▶ Raw records
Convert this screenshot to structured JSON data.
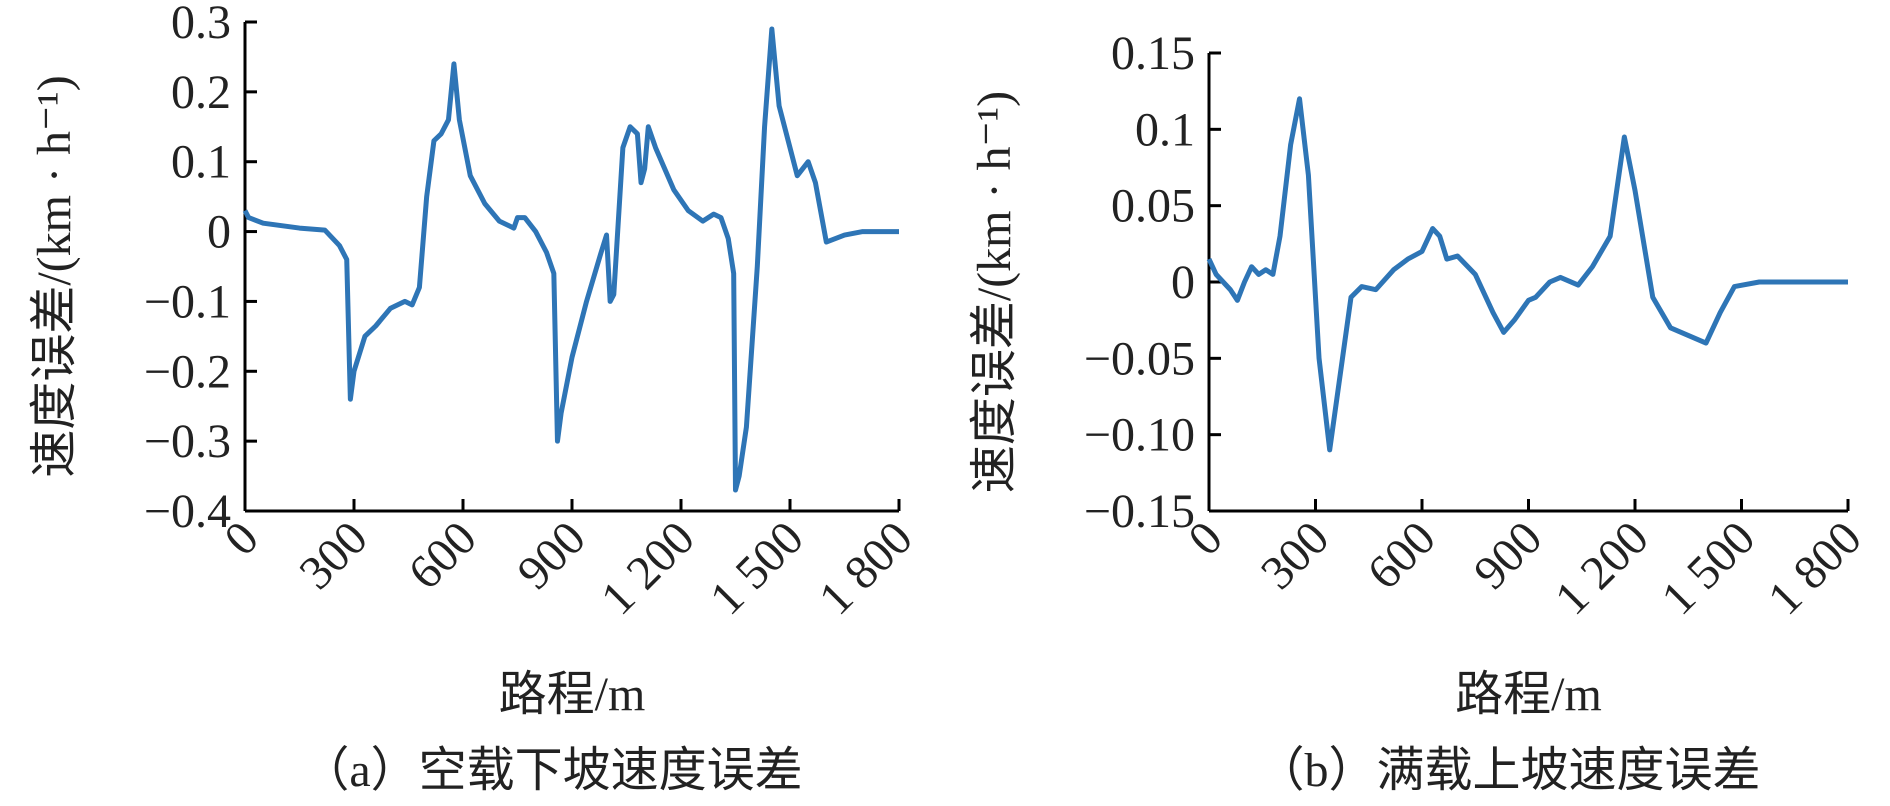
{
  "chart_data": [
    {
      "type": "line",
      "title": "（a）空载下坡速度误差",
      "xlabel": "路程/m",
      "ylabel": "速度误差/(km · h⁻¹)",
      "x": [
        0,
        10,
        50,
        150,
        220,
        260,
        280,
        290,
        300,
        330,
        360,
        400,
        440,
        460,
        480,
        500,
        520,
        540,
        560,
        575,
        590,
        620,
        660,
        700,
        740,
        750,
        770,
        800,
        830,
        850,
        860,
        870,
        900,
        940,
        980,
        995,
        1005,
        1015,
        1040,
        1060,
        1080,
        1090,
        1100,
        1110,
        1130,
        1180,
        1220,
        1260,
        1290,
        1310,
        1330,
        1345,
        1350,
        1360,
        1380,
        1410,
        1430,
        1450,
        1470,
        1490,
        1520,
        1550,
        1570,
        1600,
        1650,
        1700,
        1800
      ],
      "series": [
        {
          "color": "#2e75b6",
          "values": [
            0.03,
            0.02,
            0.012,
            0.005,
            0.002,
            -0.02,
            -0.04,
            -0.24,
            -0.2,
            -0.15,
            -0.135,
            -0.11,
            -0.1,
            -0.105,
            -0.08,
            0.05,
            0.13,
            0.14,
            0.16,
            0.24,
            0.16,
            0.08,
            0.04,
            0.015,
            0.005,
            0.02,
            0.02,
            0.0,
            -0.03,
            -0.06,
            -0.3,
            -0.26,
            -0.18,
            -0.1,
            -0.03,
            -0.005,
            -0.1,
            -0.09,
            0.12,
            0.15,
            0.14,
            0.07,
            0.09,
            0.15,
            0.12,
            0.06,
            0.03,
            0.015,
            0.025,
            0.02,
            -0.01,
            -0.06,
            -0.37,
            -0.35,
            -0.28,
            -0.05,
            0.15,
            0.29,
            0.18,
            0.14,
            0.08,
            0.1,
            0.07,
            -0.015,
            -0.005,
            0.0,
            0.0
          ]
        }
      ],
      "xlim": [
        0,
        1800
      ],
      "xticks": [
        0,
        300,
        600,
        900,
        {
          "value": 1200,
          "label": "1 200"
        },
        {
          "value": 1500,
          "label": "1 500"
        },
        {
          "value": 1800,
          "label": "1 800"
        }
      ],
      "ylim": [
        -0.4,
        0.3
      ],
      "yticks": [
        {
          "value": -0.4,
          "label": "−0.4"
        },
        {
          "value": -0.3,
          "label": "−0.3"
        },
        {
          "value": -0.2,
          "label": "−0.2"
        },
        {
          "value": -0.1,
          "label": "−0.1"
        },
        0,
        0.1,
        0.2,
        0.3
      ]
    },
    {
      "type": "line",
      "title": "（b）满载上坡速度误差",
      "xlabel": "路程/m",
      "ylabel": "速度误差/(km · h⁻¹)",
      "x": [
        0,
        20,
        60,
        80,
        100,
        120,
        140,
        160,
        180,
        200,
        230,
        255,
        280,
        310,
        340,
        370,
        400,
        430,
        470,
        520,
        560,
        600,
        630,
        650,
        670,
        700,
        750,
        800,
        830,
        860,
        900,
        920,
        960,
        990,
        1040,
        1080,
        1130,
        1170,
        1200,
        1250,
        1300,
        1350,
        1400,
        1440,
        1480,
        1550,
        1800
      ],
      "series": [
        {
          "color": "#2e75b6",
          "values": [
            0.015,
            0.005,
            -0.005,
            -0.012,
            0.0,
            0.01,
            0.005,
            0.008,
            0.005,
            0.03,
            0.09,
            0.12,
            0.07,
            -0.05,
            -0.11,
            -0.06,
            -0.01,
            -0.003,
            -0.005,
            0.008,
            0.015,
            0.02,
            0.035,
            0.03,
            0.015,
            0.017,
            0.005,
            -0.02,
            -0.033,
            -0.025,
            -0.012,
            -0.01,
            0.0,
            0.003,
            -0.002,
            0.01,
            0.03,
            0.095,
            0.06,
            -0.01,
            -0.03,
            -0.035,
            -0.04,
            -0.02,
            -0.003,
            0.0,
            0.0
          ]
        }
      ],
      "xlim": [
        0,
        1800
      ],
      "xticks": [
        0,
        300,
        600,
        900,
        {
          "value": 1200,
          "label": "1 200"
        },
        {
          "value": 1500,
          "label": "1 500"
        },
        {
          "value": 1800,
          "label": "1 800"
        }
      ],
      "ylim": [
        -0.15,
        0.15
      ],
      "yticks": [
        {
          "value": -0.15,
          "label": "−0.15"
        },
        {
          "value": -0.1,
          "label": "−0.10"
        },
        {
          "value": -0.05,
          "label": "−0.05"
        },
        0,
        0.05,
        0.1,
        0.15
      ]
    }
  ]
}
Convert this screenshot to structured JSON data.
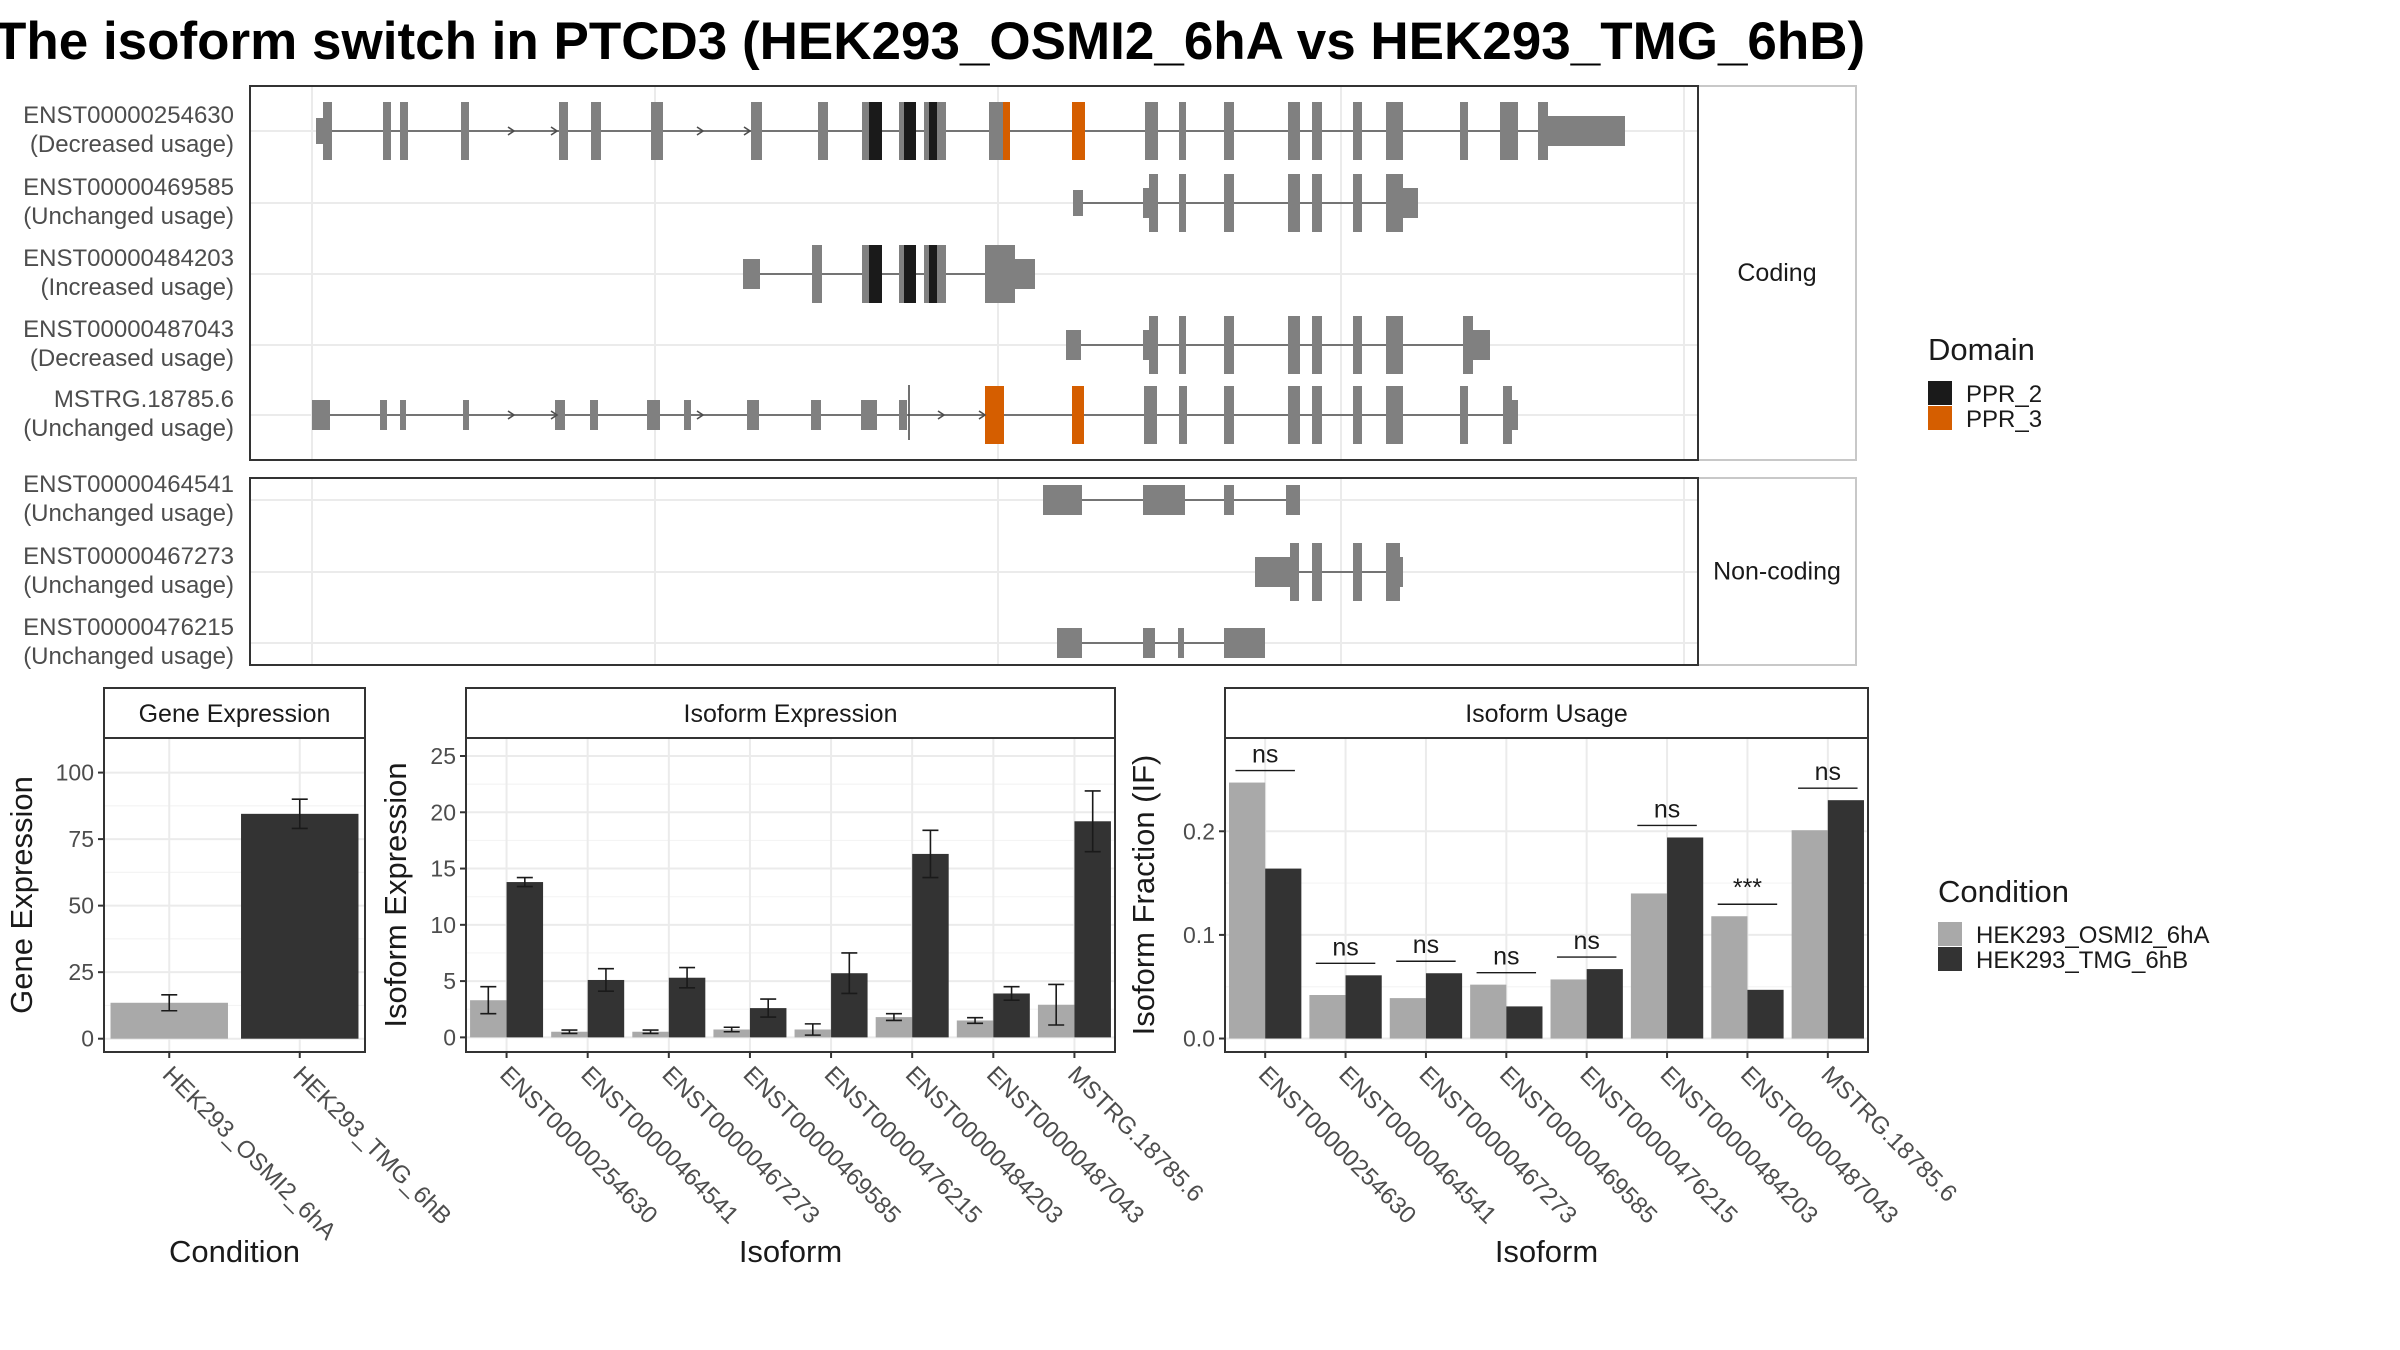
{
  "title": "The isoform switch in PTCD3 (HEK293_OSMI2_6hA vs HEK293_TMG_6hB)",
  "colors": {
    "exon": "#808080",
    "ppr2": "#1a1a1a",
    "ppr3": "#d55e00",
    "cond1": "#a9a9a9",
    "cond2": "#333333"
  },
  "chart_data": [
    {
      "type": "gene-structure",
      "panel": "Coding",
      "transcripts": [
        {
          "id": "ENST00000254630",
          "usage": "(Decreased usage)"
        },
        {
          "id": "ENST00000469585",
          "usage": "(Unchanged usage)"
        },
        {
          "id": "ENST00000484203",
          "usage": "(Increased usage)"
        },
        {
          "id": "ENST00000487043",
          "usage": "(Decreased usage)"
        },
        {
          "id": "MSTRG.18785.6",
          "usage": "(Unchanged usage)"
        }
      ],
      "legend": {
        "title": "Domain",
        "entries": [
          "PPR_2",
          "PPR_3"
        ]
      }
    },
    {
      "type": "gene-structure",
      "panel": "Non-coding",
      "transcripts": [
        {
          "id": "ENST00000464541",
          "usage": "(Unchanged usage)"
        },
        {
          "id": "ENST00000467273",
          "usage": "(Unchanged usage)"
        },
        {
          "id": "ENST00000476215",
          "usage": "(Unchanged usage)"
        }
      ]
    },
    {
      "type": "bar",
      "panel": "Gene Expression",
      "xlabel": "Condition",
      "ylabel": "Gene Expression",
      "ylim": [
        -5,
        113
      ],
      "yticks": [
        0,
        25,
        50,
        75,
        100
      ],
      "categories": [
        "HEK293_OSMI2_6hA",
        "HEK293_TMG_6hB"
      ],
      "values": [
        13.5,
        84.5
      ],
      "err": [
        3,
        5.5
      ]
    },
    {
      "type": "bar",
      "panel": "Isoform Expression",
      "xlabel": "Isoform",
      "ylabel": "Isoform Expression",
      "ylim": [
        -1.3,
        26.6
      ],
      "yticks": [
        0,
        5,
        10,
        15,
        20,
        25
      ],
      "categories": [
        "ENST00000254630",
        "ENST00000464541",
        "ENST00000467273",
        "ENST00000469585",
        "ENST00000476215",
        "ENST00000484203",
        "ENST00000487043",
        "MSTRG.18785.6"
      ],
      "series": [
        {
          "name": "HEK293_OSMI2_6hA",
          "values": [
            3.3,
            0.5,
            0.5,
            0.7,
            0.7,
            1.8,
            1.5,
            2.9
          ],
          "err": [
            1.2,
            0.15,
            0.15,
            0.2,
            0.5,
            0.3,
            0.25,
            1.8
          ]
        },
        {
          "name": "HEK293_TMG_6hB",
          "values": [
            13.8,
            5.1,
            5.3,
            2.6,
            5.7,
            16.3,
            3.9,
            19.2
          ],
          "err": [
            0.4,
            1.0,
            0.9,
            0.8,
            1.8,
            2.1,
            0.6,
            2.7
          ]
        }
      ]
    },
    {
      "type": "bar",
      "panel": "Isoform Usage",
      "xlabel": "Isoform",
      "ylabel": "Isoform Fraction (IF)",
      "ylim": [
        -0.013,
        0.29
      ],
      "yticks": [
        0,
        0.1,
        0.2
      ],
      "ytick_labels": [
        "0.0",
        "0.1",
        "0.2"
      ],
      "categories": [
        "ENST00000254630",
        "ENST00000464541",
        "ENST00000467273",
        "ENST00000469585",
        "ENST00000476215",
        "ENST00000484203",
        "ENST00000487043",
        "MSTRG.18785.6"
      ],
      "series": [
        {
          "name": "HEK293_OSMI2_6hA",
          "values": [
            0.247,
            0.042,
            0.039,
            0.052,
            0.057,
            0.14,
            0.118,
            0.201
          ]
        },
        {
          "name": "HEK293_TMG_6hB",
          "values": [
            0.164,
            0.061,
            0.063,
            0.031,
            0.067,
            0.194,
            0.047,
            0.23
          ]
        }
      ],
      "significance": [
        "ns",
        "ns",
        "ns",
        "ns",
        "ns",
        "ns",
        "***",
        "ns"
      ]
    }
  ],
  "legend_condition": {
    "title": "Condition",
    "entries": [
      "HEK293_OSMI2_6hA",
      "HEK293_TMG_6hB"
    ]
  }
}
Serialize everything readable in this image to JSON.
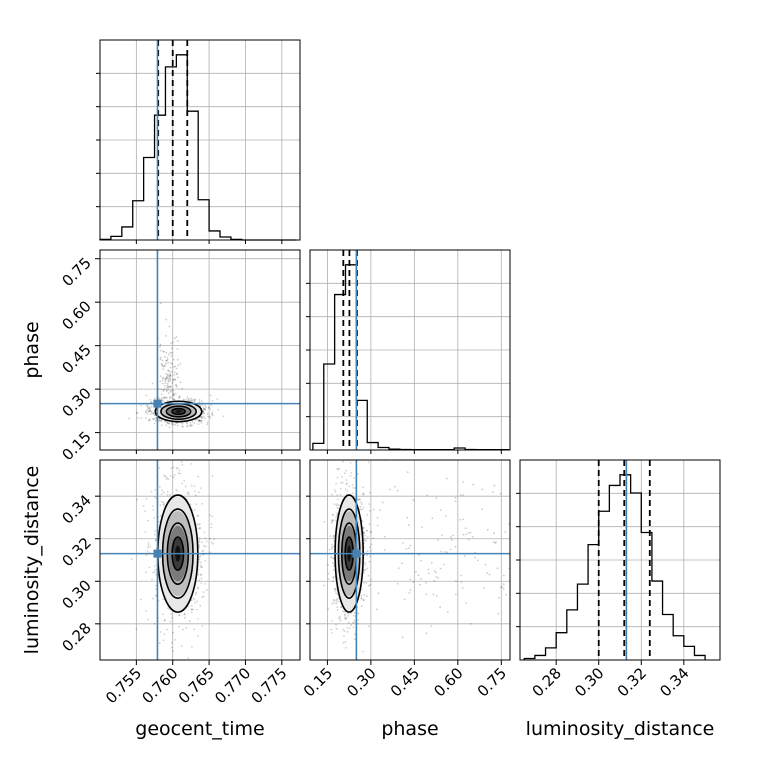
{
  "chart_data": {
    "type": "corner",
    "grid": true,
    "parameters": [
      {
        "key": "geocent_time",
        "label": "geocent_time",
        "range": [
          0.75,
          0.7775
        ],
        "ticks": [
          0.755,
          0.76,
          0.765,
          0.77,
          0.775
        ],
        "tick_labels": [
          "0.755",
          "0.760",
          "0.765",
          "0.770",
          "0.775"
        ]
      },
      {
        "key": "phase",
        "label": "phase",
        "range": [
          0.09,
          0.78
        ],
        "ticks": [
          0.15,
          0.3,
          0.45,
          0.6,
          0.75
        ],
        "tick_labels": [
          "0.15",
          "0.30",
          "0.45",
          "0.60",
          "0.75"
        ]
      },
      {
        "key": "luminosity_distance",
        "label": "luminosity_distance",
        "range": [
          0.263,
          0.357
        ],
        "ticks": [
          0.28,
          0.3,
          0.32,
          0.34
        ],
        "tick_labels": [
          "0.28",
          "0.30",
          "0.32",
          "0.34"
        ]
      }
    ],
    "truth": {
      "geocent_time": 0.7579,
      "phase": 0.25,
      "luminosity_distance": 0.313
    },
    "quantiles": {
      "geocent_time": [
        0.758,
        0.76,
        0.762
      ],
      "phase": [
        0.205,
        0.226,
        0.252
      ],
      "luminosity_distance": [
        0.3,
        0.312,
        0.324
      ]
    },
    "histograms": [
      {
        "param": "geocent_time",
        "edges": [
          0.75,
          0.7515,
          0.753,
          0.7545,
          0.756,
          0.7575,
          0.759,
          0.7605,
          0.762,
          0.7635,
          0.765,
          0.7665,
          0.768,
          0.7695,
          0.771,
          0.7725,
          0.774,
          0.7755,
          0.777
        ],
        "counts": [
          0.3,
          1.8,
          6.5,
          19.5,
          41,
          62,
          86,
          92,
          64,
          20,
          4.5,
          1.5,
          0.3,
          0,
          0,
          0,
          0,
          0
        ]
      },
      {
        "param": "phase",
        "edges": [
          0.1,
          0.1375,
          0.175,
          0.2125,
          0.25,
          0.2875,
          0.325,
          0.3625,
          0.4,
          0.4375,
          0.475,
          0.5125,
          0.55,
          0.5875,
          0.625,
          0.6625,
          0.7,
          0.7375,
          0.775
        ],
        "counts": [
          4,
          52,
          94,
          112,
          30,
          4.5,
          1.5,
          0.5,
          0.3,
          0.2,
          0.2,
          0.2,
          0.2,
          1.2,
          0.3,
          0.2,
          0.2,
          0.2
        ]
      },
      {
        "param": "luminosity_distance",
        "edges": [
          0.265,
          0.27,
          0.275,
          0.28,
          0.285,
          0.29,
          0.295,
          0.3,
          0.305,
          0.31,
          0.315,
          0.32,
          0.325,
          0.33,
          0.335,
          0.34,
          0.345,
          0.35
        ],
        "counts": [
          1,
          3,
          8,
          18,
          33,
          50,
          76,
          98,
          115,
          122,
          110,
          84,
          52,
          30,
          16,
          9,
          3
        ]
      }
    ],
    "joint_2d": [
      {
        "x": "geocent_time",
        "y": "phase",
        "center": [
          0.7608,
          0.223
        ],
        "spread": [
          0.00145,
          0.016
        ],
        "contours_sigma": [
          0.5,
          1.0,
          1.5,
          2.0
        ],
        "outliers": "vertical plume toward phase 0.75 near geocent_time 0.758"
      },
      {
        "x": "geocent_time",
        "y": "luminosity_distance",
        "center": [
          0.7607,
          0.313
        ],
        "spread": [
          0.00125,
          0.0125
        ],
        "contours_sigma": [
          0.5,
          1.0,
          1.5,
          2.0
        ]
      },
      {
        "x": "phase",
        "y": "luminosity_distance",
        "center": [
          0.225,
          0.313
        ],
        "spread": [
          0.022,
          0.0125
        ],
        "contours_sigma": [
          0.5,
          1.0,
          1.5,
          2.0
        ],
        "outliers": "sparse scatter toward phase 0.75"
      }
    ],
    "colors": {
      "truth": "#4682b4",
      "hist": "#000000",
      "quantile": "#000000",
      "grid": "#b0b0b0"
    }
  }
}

▶ Work required
Find the word "outliers" in the records and pull out each line that has it.

▶ Result of this task
        "outliers": "vertical plume toward phase 0.75 near geocent_time 0.758"
        "outliers": "sparse scatter toward phase 0.75"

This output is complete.